* [Goal]: Search the data for the word "messages" and copy every line that contains it.

____ Input rows

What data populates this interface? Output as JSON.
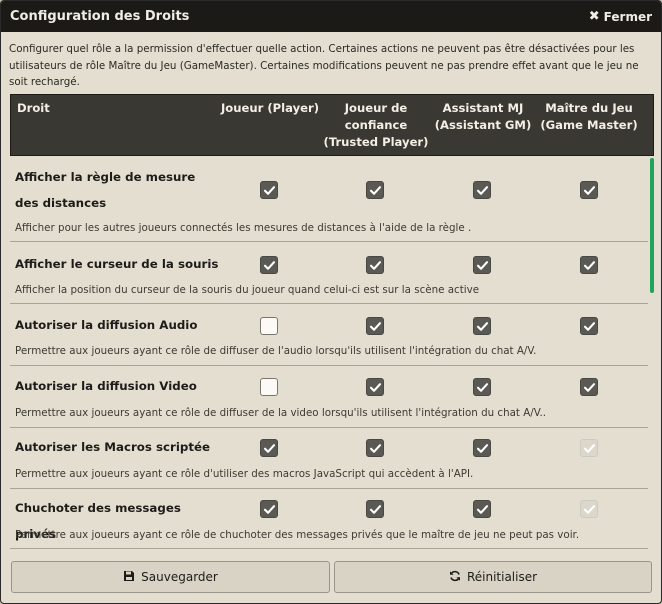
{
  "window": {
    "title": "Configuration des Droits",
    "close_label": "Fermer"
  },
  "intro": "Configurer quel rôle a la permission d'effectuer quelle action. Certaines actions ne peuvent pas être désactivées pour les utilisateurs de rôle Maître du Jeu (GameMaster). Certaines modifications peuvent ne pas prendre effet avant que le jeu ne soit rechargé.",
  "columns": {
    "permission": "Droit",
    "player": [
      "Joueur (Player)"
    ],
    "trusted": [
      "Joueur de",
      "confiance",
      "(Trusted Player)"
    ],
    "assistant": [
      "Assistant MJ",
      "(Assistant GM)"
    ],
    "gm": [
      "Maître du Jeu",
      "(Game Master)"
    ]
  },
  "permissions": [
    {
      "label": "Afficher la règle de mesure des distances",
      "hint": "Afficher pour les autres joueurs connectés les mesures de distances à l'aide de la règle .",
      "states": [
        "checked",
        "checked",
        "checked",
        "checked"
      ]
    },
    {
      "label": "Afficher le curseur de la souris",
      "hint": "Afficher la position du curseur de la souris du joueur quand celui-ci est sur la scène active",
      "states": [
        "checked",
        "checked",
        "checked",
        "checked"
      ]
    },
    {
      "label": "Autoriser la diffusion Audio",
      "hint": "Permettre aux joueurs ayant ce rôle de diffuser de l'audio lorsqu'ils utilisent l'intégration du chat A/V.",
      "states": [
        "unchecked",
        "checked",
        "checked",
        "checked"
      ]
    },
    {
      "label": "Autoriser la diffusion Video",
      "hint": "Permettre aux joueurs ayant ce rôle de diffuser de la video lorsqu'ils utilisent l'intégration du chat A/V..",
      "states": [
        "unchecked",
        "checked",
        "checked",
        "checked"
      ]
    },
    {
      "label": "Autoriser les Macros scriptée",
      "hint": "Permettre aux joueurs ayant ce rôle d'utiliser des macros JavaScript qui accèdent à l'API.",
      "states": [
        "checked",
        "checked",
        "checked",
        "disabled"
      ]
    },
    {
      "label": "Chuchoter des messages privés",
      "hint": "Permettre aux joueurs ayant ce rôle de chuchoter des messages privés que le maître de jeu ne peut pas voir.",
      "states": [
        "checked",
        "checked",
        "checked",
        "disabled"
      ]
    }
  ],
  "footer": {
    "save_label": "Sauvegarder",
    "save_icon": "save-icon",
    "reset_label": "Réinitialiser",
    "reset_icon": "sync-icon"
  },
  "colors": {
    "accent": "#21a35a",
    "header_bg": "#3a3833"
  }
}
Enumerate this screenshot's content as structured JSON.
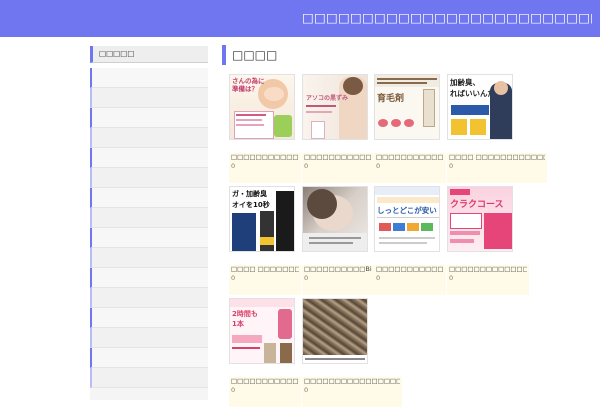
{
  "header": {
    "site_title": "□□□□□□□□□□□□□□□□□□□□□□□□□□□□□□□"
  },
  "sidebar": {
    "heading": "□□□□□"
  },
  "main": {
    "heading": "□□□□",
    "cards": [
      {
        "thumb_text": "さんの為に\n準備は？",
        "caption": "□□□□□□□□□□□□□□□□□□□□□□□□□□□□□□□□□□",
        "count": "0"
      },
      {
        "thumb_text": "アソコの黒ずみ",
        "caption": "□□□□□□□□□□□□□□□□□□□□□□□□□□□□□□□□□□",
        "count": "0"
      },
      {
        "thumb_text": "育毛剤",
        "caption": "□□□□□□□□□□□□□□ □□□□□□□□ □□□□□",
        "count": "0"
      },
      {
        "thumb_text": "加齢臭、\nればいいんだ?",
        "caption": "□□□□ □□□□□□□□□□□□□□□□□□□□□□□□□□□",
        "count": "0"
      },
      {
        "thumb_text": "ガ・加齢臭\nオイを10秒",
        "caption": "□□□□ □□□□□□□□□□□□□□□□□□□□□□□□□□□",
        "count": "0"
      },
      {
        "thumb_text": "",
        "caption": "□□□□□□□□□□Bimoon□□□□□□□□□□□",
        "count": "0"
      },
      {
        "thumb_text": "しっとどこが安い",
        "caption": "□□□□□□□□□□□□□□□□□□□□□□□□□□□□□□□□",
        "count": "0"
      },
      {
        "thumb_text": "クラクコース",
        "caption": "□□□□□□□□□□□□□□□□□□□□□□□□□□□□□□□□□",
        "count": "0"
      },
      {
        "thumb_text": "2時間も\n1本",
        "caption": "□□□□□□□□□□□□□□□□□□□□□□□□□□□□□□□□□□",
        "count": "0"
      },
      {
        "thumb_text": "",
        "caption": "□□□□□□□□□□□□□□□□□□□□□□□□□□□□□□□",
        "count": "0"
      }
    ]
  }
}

________
____ Input rows

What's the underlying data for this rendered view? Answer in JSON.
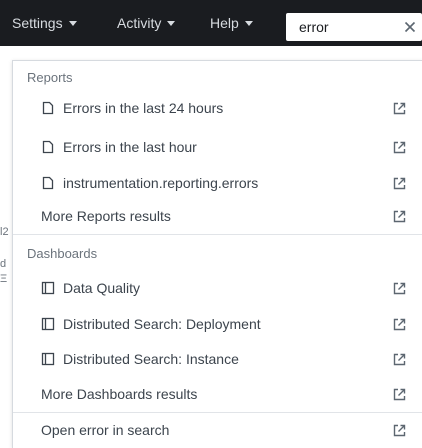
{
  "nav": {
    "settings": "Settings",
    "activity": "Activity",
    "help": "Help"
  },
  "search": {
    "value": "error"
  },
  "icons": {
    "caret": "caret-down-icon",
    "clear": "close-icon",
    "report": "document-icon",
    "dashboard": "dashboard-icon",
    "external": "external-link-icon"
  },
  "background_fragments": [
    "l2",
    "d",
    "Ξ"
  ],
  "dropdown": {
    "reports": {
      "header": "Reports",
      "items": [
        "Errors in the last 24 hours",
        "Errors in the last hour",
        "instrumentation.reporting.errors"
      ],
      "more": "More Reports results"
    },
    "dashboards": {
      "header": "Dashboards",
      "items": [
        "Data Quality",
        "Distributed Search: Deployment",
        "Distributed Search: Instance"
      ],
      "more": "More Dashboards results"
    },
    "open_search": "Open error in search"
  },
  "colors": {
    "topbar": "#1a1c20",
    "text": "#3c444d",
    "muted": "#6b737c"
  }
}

________

* [Written solution]:
      "label": "Chuchoter des messages privés",
      "hint": "Permettre aux joueurs ayant ce rôle de chuchoter des messages privés que le maître de jeu ne peut pas voir.",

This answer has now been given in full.